[[ Text segment, beginning ]]

Blunt Hepatic Trauma
VBMC TRAUMA CARE SERVICES GUIDELINE
Blunt Hepatic Trauma
Non-operative management of Blunt Hepatic Injury (EAST PMG)
Level 1
· Patients who are
hemodynamically unstable or who have diffuse peritonitis after blunt abdominal
trauma should be taken urgently for laparotomy.
Level 2
A routine laparotomy is
not indicated in the hemodynamically stable patient without peritonitis
presenting with an isolated blunt hepatic injury.
·
In the hemodynamically stable blunt
abdominal trauma patient without peritonitis, an abdominal CT scan with
intravenous contrast should be performed to identify and assess the severity of
injury to the liver.
·
Angiography with embolization may be
considered as a first-line intervention for a patient who is a transient
responder to resuscitation as an adjunct to potential operative intervention.
·
The severity of hepatic injury (as
suggested by CT grade or degree of hemoperitoneum), neurologic status, age of
more than 55 years, and/or the presence of associated injuries are not absolute
contraindications to a trial of nonoperative management in a hemodynamically
stable patient.
·
Angiography with embolization should
be considered in a hemodynamically stable patient with evidence of active
extravasation (a contrast blush) on abdominal CT scan.
·
Nonoperative management of hepatic
injuries should only be considered in an environment that provides capabilities
for monitoring, serial clinical evaluations, and an operating room available
for urgent laparotomy.

[[ Text segment, end ]]
[[ Study material, beginning ]]

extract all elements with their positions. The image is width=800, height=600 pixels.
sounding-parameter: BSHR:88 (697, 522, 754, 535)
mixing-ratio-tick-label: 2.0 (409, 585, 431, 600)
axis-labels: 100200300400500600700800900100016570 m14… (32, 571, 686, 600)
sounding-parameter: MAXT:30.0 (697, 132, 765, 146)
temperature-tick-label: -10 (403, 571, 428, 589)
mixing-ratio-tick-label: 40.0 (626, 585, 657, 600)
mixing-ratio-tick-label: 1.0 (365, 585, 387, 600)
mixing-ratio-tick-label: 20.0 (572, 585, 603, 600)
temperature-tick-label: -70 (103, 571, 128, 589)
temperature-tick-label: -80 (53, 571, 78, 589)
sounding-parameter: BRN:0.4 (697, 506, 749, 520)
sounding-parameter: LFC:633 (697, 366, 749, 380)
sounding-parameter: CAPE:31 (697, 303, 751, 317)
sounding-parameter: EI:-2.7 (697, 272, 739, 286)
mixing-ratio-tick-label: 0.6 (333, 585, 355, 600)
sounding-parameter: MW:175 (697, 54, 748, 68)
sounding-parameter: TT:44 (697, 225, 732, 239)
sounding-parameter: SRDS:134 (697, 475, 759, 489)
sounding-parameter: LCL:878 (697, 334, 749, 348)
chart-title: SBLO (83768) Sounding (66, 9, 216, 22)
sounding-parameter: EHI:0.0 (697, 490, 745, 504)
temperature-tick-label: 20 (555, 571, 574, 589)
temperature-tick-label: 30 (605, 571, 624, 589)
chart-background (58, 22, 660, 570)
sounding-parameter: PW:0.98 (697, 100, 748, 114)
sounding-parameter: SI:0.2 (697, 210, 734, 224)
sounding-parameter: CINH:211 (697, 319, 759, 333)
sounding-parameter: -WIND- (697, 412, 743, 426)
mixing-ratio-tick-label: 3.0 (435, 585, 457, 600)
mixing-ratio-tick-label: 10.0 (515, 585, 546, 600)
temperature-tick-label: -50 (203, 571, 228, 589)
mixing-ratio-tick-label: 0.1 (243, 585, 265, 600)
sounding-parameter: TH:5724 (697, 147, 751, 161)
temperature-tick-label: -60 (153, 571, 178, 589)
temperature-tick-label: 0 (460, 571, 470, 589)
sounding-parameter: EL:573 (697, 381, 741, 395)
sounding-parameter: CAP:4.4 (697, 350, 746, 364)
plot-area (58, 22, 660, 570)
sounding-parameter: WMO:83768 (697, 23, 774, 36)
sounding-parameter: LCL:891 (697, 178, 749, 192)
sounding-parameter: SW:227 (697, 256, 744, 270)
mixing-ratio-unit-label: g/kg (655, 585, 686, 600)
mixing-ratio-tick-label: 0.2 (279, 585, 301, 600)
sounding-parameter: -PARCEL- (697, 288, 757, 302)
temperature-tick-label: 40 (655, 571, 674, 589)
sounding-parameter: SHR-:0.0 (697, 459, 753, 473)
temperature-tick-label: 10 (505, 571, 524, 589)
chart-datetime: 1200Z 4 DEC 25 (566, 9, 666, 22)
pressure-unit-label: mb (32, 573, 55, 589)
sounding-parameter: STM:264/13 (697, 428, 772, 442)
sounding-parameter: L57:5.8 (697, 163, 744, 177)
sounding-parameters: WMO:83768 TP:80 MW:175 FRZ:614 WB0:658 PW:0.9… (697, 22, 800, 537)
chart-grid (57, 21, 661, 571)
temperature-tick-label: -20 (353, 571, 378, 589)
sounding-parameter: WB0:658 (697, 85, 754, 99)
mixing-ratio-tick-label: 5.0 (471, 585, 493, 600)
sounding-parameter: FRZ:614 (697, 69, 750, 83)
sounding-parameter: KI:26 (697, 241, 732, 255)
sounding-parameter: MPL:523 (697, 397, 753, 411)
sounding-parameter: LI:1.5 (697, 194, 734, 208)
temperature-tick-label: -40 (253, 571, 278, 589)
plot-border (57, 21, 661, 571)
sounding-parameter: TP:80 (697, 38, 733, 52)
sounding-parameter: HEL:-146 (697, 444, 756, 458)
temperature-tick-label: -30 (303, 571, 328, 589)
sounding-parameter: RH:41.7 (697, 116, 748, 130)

[[ Study material, end ]]

Exercise prompt: Could you continue the blunt hepatic trauma guideline from the point after "an operating room available for urgent laparotomy."?

Response:
Level 3
·
After hepatic injury, clinical factors
such as a persistent systemic inflammatory response, increasing persistent
abdominal pain, jaundice, or an otherwise unexplained drop in hemoglobin should
prompt reevaluation by CT scan.
·
Interventional modalities including
endoscopic retrograde cholangiopancreatography, angiography, laparoscopy, or
percutaneous drainage may be required to manage complications (bile leak,
biloma, bile peritonitis, hepatic abscess, bilious ascites, and hemobilia) that
arise as a result of nonoperative management of blunt hepatic injury.
·
Pharmacologic prophylaxis to prevent
venous thromboembolism can be used for patients with isolated blunt hepatic
injuries without increasing the failure rate of nonoperative management,
although the optimal timing of safe initiation has not been determined.
Blunt hepatic injury, selective
nonoperative management of, EAST. J Trauma 2012. 73(5): S288-S293.